◆ PROBLEM
From the entries below, gather each line containing the word "műtét".
..........
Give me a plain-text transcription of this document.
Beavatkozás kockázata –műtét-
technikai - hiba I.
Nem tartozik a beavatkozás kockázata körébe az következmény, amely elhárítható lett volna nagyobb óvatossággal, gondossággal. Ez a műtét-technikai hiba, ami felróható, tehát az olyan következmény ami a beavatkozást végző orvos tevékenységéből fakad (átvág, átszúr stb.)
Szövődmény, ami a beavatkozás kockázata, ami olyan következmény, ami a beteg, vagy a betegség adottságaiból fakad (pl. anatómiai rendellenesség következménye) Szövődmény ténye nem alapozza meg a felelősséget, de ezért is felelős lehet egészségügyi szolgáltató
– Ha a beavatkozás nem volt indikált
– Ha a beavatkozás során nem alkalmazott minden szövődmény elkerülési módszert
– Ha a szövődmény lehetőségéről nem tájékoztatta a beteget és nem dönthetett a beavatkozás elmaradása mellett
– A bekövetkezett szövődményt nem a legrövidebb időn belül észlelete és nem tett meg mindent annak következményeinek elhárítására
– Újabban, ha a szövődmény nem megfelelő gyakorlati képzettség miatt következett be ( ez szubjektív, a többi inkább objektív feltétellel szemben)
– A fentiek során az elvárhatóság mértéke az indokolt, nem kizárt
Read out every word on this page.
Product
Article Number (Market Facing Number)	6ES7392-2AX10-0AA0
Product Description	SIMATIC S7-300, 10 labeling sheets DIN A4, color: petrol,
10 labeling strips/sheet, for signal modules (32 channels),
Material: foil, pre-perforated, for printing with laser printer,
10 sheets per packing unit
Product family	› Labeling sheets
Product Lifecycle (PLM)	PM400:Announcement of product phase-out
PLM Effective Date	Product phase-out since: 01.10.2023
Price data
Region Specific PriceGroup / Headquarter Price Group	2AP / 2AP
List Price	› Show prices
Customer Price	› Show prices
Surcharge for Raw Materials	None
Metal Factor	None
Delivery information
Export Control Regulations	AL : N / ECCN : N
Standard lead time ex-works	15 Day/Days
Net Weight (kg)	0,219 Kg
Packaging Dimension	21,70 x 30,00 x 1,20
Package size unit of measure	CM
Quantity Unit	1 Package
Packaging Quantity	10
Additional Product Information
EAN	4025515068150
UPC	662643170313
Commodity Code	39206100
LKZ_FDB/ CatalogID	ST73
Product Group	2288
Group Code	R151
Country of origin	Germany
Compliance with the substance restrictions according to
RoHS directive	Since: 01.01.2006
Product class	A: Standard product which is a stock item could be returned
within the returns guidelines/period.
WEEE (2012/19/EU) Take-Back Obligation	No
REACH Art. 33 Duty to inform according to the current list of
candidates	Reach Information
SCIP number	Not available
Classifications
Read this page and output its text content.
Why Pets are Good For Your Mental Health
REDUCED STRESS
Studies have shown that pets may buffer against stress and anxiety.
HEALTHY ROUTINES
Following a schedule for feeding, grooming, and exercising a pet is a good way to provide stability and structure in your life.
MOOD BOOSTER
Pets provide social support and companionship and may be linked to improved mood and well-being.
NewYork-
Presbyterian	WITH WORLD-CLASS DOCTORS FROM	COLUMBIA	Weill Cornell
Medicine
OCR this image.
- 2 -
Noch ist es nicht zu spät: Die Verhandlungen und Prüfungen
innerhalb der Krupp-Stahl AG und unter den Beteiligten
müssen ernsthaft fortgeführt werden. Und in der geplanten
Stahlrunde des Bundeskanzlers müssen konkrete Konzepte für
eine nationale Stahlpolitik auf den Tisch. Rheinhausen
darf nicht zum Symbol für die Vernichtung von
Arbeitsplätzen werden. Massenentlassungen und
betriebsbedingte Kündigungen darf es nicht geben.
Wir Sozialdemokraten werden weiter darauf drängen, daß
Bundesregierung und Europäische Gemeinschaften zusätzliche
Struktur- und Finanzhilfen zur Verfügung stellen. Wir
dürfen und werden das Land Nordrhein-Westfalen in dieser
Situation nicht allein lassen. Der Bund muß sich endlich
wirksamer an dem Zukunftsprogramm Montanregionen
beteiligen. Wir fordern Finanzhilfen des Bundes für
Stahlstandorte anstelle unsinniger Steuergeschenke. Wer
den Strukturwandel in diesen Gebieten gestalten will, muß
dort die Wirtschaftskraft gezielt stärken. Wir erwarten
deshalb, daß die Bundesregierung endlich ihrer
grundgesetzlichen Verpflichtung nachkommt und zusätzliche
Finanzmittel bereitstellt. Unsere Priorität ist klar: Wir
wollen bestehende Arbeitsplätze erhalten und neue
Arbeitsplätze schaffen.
..........
◆ EXERCISE OUTPUT
Beavatkozás kockázata –műtét-
Nem tartozik a beavatkozás kockázata körébe az következmény, amely elhárítható lett volna nagyobb óvatossággal, gondossággal. Ez a műtét-technikai hiba, ami felróható, tehát az olyan következmény ami a beavatkozást végző orvos tevékenységéből fakad (átvág, átszúr stb.)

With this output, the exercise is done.